## Stated goal
Omit every image, and transcribe the remaining entries exactly as given.

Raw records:
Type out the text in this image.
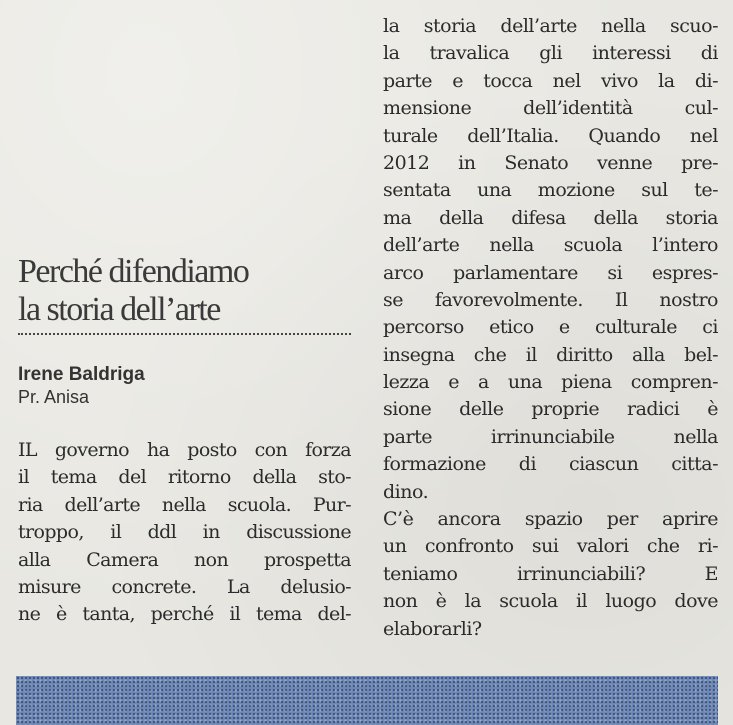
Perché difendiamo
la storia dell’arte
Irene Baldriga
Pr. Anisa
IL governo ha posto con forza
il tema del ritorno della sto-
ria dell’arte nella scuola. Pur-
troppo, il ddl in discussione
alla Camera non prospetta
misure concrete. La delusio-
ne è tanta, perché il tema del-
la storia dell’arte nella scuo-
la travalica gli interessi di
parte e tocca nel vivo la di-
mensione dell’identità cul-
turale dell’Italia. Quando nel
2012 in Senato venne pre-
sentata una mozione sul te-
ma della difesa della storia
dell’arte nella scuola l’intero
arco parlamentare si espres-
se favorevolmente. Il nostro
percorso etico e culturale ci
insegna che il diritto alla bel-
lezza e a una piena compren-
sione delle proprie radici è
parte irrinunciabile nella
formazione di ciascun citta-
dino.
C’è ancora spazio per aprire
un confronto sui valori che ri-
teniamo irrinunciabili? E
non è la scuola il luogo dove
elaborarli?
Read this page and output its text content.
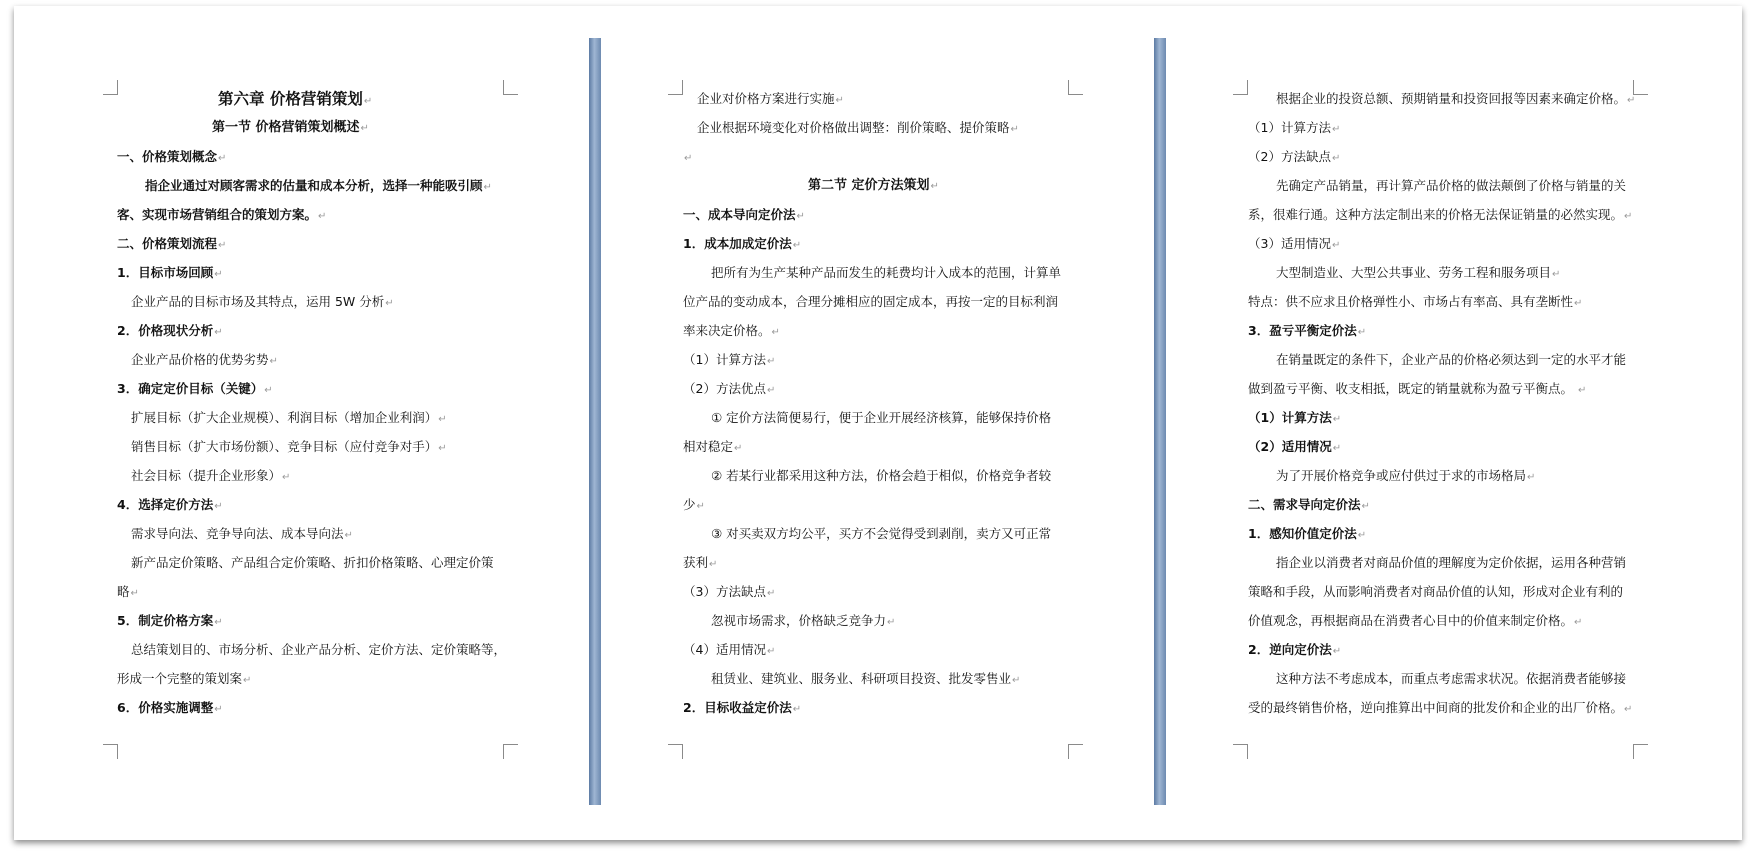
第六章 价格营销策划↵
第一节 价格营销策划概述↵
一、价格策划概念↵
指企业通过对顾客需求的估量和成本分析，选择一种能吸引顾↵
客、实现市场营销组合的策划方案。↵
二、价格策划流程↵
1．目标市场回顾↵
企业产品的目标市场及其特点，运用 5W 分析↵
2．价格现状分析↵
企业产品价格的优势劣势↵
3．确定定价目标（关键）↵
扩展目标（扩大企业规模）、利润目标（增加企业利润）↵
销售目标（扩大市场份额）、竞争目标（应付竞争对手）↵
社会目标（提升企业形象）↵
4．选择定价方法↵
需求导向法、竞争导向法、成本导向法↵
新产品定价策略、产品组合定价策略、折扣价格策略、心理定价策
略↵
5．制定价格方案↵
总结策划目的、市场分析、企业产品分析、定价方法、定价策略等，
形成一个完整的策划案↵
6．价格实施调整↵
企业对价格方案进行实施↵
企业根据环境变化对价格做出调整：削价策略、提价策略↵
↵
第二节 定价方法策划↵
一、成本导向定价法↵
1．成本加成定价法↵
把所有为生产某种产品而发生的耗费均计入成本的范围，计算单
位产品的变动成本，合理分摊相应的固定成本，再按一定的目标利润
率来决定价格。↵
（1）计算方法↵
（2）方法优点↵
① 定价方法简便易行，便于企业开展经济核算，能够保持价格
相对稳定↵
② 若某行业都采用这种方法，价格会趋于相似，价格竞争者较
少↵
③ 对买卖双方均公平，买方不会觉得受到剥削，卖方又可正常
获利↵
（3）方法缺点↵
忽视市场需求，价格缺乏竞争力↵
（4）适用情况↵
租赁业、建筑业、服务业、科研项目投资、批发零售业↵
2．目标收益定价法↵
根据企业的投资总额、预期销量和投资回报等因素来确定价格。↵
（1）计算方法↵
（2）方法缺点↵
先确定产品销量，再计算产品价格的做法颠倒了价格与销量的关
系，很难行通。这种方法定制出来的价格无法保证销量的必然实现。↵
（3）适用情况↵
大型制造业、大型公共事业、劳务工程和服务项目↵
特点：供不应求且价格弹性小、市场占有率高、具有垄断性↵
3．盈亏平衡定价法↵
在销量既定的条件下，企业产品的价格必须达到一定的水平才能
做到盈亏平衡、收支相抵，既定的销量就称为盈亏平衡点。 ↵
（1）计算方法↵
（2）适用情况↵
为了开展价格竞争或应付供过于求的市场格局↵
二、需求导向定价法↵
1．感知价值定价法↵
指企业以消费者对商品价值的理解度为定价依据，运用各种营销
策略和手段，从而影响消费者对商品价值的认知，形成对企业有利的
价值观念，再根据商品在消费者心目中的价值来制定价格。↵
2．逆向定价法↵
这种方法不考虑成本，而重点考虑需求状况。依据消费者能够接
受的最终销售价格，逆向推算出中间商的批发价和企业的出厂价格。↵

## Exercise answer
Type out the text in this image.
Perché difendiamo
la storia dell’arte
Irene Baldriga
Pr. Anisa
IL governo ha posto con forza
il tema del ritorno della sto-
ria dell’arte nella scuola. Pur-
troppo, il ddl in discussione
alla Camera non prospetta
misure concrete. La delusio-
ne è tanta, perché il tema del-
la storia dell’arte nella scuo-
la travalica gli interessi di
parte e tocca nel vivo la di-
mensione dell’identità cul-
turale dell’Italia. Quando nel
2012 in Senato venne pre-
sentata una mozione sul te-
ma della difesa della storia
dell’arte nella scuola l’intero
arco parlamentare si espres-
se favorevolmente. Il nostro
percorso etico e culturale ci
insegna che il diritto alla bel-
lezza e a una piena compren-
sione delle proprie radici è
parte irrinunciabile nella
formazione di ciascun citta-
dino.
C’è ancora spazio per aprire
un confronto sui valori che ri-
teniamo irrinunciabili? E
non è la scuola il luogo dove
elaborarli?
Read this page and output its text content.
第六章 价格营销策划↵
第一节 价格营销策划概述↵
一、价格策划概念↵
指企业通过对顾客需求的估量和成本分析，选择一种能吸引顾↵
客、实现市场营销组合的策划方案。↵
二、价格策划流程↵
1．目标市场回顾↵
企业产品的目标市场及其特点，运用 5W 分析↵
2．价格现状分析↵
企业产品价格的优势劣势↵
3．确定定价目标（关键）↵
扩展目标（扩大企业规模）、利润目标（增加企业利润）↵
销售目标（扩大市场份额）、竞争目标（应付竞争对手）↵
社会目标（提升企业形象）↵
4．选择定价方法↵
需求导向法、竞争导向法、成本导向法↵
新产品定价策略、产品组合定价策略、折扣价格策略、心理定价策
略↵
5．制定价格方案↵
总结策划目的、市场分析、企业产品分析、定价方法、定价策略等，
形成一个完整的策划案↵
6．价格实施调整↵
企业对价格方案进行实施↵
企业根据环境变化对价格做出调整：削价策略、提价策略↵
↵
第二节 定价方法策划↵
一、成本导向定价法↵
1．成本加成定价法↵
把所有为生产某种产品而发生的耗费均计入成本的范围，计算单
位产品的变动成本，合理分摊相应的固定成本，再按一定的目标利润
率来决定价格。↵
（1）计算方法↵
（2）方法优点↵
① 定价方法简便易行，便于企业开展经济核算，能够保持价格
相对稳定↵
② 若某行业都采用这种方法，价格会趋于相似，价格竞争者较
少↵
③ 对买卖双方均公平，买方不会觉得受到剥削，卖方又可正常
获利↵
（3）方法缺点↵
忽视市场需求，价格缺乏竞争力↵
（4）适用情况↵
租赁业、建筑业、服务业、科研项目投资、批发零售业↵
2．目标收益定价法↵
根据企业的投资总额、预期销量和投资回报等因素来确定价格。↵
（1）计算方法↵
（2）方法缺点↵
先确定产品销量，再计算产品价格的做法颠倒了价格与销量的关
系，很难行通。这种方法定制出来的价格无法保证销量的必然实现。↵
（3）适用情况↵
大型制造业、大型公共事业、劳务工程和服务项目↵
特点：供不应求且价格弹性小、市场占有率高、具有垄断性↵
3．盈亏平衡定价法↵
在销量既定的条件下，企业产品的价格必须达到一定的水平才能
做到盈亏平衡、收支相抵，既定的销量就称为盈亏平衡点。 ↵
（1）计算方法↵
（2）适用情况↵
为了开展价格竞争或应付供过于求的市场格局↵
二、需求导向定价法↵
1．感知价值定价法↵
指企业以消费者对商品价值的理解度为定价依据，运用各种营销
策略和手段，从而影响消费者对商品价值的认知，形成对企业有利的
价值观念，再根据商品在消费者心目中的价值来制定价格。↵
2．逆向定价法↵
这种方法不考虑成本，而重点考虑需求状况。依据消费者能够接
受的最终销售价格，逆向推算出中间商的批发价和企业的出厂价格。↵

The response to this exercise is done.